**EXERCISE PROMPT**
Write out the whole listing again, exactly.

[Stored data]
%%

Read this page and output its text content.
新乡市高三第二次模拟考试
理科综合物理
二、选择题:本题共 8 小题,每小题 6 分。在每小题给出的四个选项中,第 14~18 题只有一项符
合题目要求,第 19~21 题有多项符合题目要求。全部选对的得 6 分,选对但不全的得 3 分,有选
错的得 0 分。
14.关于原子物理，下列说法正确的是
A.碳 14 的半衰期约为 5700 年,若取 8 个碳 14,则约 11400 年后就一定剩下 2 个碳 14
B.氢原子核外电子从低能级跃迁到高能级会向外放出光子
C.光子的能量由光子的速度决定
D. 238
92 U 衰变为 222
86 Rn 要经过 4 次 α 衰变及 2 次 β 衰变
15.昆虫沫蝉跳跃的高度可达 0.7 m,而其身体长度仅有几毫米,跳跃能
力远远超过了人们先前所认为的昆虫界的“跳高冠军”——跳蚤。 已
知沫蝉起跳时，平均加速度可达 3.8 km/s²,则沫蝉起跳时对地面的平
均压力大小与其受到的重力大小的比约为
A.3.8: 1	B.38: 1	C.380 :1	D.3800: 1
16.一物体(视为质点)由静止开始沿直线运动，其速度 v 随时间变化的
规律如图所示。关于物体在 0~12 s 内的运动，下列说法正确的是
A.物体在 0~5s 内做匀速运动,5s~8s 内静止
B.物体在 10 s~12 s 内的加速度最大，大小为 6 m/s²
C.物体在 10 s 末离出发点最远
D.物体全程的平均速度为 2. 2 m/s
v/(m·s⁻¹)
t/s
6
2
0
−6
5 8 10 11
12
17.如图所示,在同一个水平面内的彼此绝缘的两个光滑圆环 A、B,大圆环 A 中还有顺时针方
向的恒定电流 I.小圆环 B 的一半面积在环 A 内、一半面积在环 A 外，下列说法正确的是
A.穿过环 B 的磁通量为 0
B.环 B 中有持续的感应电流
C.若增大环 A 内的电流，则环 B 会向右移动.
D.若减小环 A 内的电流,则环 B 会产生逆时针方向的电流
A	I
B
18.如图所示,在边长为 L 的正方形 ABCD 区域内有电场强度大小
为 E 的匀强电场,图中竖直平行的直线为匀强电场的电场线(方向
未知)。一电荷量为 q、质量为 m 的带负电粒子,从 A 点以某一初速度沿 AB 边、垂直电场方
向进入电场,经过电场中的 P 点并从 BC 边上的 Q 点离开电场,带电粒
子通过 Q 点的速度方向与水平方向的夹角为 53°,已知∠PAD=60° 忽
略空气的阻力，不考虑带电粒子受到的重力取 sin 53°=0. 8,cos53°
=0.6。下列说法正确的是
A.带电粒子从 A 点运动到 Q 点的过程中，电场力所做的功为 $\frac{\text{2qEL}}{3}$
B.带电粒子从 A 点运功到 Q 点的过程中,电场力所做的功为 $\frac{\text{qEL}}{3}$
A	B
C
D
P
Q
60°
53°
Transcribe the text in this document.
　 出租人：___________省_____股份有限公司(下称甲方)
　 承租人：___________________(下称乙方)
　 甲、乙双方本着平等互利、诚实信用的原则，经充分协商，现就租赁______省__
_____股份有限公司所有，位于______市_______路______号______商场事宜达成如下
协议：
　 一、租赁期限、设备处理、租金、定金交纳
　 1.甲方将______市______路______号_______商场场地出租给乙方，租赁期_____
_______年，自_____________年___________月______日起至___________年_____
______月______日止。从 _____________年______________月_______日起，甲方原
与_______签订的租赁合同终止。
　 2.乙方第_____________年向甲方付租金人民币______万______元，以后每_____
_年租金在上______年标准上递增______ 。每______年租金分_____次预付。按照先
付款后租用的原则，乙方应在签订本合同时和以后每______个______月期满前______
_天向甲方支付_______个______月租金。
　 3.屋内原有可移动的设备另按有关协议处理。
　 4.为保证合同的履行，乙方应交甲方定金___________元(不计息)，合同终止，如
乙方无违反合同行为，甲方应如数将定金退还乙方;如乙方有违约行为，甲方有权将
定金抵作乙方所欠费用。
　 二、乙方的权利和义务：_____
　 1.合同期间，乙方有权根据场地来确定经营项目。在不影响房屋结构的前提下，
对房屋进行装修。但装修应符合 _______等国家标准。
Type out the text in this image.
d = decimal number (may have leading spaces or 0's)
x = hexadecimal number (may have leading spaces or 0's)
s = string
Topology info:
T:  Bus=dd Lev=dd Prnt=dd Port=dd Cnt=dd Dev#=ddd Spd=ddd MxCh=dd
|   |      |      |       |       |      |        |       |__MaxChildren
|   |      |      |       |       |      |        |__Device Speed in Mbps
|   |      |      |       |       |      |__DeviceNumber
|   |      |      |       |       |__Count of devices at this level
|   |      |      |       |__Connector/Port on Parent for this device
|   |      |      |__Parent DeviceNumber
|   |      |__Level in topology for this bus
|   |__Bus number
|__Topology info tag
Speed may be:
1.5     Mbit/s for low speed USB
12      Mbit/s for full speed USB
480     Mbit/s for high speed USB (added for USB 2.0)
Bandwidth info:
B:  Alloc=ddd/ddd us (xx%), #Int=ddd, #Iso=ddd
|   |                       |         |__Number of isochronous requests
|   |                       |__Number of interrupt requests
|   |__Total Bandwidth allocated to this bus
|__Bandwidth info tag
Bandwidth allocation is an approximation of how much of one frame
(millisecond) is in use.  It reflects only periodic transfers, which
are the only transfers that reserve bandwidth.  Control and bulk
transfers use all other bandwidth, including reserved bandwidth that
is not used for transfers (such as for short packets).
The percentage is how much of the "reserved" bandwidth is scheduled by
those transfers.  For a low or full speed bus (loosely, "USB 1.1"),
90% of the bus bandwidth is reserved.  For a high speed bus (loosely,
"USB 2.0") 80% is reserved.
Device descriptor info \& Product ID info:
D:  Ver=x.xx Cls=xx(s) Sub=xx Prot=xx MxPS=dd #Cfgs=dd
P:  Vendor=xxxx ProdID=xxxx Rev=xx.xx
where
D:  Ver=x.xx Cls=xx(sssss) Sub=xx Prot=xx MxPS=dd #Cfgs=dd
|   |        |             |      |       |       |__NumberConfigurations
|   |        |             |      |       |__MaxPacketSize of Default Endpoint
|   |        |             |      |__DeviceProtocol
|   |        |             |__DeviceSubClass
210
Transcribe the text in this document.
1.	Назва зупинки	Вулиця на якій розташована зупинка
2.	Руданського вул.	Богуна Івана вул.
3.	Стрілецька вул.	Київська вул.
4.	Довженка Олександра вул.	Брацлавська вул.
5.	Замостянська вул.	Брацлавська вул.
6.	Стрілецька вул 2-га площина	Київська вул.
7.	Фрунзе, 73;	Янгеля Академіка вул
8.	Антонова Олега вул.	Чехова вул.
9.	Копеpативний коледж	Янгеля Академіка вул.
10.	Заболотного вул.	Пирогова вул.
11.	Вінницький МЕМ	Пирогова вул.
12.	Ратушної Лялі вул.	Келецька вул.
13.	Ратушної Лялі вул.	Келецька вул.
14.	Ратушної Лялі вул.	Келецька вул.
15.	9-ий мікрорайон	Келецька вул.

%%

**WRITTEN SOLUTION**
Read this page and output its text content.
新乡市高三第二次模拟考试
理科综合物理
二、选择题:本题共 8 小题,每小题 6 分。在每小题给出的四个选项中,第 14~18 题只有一项符
合题目要求,第 19~21 题有多项符合题目要求。全部选对的得 6 分,选对但不全的得 3 分,有选
错的得 0 分。
14.关于原子物理，下列说法正确的是
A.碳 14 的半衰期约为 5700 年,若取 8 个碳 14,则约 11400 年后就一定剩下 2 个碳 14
B.氢原子核外电子从低能级跃迁到高能级会向外放出光子
C.光子的能量由光子的速度决定
D. 238
92 U 衰变为 222
86 Rn 要经过 4 次 α 衰变及 2 次 β 衰变
15.昆虫沫蝉跳跃的高度可达 0.7 m,而其身体长度仅有几毫米,跳跃能
力远远超过了人们先前所认为的昆虫界的“跳高冠军”——跳蚤。 已
知沫蝉起跳时，平均加速度可达 3.8 km/s²,则沫蝉起跳时对地面的平
均压力大小与其受到的重力大小的比约为
A.3.8: 1	B.38: 1	C.380 :1	D.3800: 1
16.一物体(视为质点)由静止开始沿直线运动，其速度 v 随时间变化的
规律如图所示。关于物体在 0~12 s 内的运动，下列说法正确的是
A.物体在 0~5s 内做匀速运动,5s~8s 内静止
B.物体在 10 s~12 s 内的加速度最大，大小为 6 m/s²
C.物体在 10 s 末离出发点最远
D.物体全程的平均速度为 2. 2 m/s
v/(m·s⁻¹)
t/s
6
2
0
−6
5 8 10 11
12
17.如图所示,在同一个水平面内的彼此绝缘的两个光滑圆环 A、B,大圆环 A 中还有顺时针方
向的恒定电流 I.小圆环 B 的一半面积在环 A 内、一半面积在环 A 外，下列说法正确的是
A.穿过环 B 的磁通量为 0
B.环 B 中有持续的感应电流
C.若增大环 A 内的电流，则环 B 会向右移动.
D.若减小环 A 内的电流,则环 B 会产生逆时针方向的电流
A	I
B
18.如图所示,在边长为 L 的正方形 ABCD 区域内有电场强度大小
为 E 的匀强电场,图中竖直平行的直线为匀强电场的电场线(方向
未知)。一电荷量为 q、质量为 m 的带负电粒子,从 A 点以某一初速度沿 AB 边、垂直电场方
向进入电场,经过电场中的 P 点并从 BC 边上的 Q 点离开电场,带电粒
子通过 Q 点的速度方向与水平方向的夹角为 53°,已知∠PAD=60° 忽
略空气的阻力，不考虑带电粒子受到的重力取 sin 53°=0. 8,cos53°
=0.6。下列说法正确的是
A.带电粒子从 A 点运动到 Q 点的过程中，电场力所做的功为 $\frac{\text{2qEL}}{3}$
B.带电粒子从 A 点运功到 Q 点的过程中,电场力所做的功为 $\frac{\text{qEL}}{3}$
A	B
C
D
P
Q
60°
53°
Transcribe the text in this document.
　 出租人：___________省_____股份有限公司(下称甲方)
　 承租人：___________________(下称乙方)
　 甲、乙双方本着平等互利、诚实信用的原则，经充分协商，现就租赁______省__
_____股份有限公司所有，位于______市_______路______号______商场事宜达成如下
协议：
　 一、租赁期限、设备处理、租金、定金交纳
　 1.甲方将______市______路______号_______商场场地出租给乙方，租赁期_____
_______年，自_____________年___________月______日起至___________年_____
______月______日止。从 _____________年______________月_______日起，甲方原
与_______签订的租赁合同终止。
　 2.乙方第_____________年向甲方付租金人民币______万______元，以后每_____
_年租金在上______年标准上递增______ 。每______年租金分_____次预付。按照先
付款后租用的原则，乙方应在签订本合同时和以后每______个______月期满前______
_天向甲方支付_______个______月租金。
　 3.屋内原有可移动的设备另按有关协议处理。
　 4.为保证合同的履行，乙方应交甲方定金___________元(不计息)，合同终止，如
乙方无违反合同行为，甲方应如数将定金退还乙方;如乙方有违约行为，甲方有权将
定金抵作乙方所欠费用。
　 二、乙方的权利和义务：_____
　 1.合同期间，乙方有权根据场地来确定经营项目。在不影响房屋结构的前提下，
对房屋进行装修。但装修应符合 _______等国家标准。
Type out the text in this image.
d = decimal number (may have leading spaces or 0's)
x = hexadecimal number (may have leading spaces or 0's)
s = string
Topology info:
T:  Bus=dd Lev=dd Prnt=dd Port=dd Cnt=dd Dev#=ddd Spd=ddd MxCh=dd
|   |      |      |       |       |      |        |       |__MaxChildren
|   |      |      |       |       |      |        |__Device Speed in Mbps
|   |      |      |       |       |      |__DeviceNumber
|   |      |      |       |       |__Count of devices at this level
|   |      |      |       |__Connector/Port on Parent for this device
|   |      |      |__Parent DeviceNumber
|   |      |__Level in topology for this bus
|   |__Bus number
|__Topology info tag
Speed may be:
1.5     Mbit/s for low speed USB
12      Mbit/s for full speed USB
480     Mbit/s for high speed USB (added for USB 2.0)
Bandwidth info:
B:  Alloc=ddd/ddd us (xx%), #Int=ddd, #Iso=ddd
|   |                       |         |__Number of isochronous requests
|   |                       |__Number of interrupt requests
|   |__Total Bandwidth allocated to this bus
|__Bandwidth info tag
Bandwidth allocation is an approximation of how much of one frame
(millisecond) is in use.  It reflects only periodic transfers, which
are the only transfers that reserve bandwidth.  Control and bulk
transfers use all other bandwidth, including reserved bandwidth that
is not used for transfers (such as for short packets).
The percentage is how much of the "reserved" bandwidth is scheduled by
those transfers.  For a low or full speed bus (loosely, "USB 1.1"),
90% of the bus bandwidth is reserved.  For a high speed bus (loosely,
"USB 2.0") 80% is reserved.
Device descriptor info \& Product ID info:
D:  Ver=x.xx Cls=xx(s) Sub=xx Prot=xx MxPS=dd #Cfgs=dd
P:  Vendor=xxxx ProdID=xxxx Rev=xx.xx
where
D:  Ver=x.xx Cls=xx(sssss) Sub=xx Prot=xx MxPS=dd #Cfgs=dd
|   |        |             |      |       |       |__NumberConfigurations
|   |        |             |      |       |__MaxPacketSize of Default Endpoint
|   |        |             |      |__DeviceProtocol
|   |        |             |__DeviceSubClass
210
Transcribe the text in this document.
1.	Назва зупинки	Вулиця на якій розташована зупинка
2.	Руданського вул.	Богуна Івана вул.
3.	Стрілецька вул.	Київська вул.
4.	Довженка Олександра вул.	Брацлавська вул.
5.	Замостянська вул.	Брацлавська вул.
6.	Стрілецька вул 2-га площина	Київська вул.
7.	Фрунзе, 73;	Янгеля Академіка вул
8.	Антонова Олега вул.	Чехова вул.
9.	Копеpативний коледж	Янгеля Академіка вул.
10.	Заболотного вул.	Пирогова вул.
11.	Вінницький МЕМ	Пирогова вул.
12.	Ратушної Лялі вул.	Келецька вул.
13.	Ратушної Лялі вул.	Келецька вул.
14.	Ратушної Лялі вул.	Келецька вул.
15.	9-ий мікрорайон	Келецька вул.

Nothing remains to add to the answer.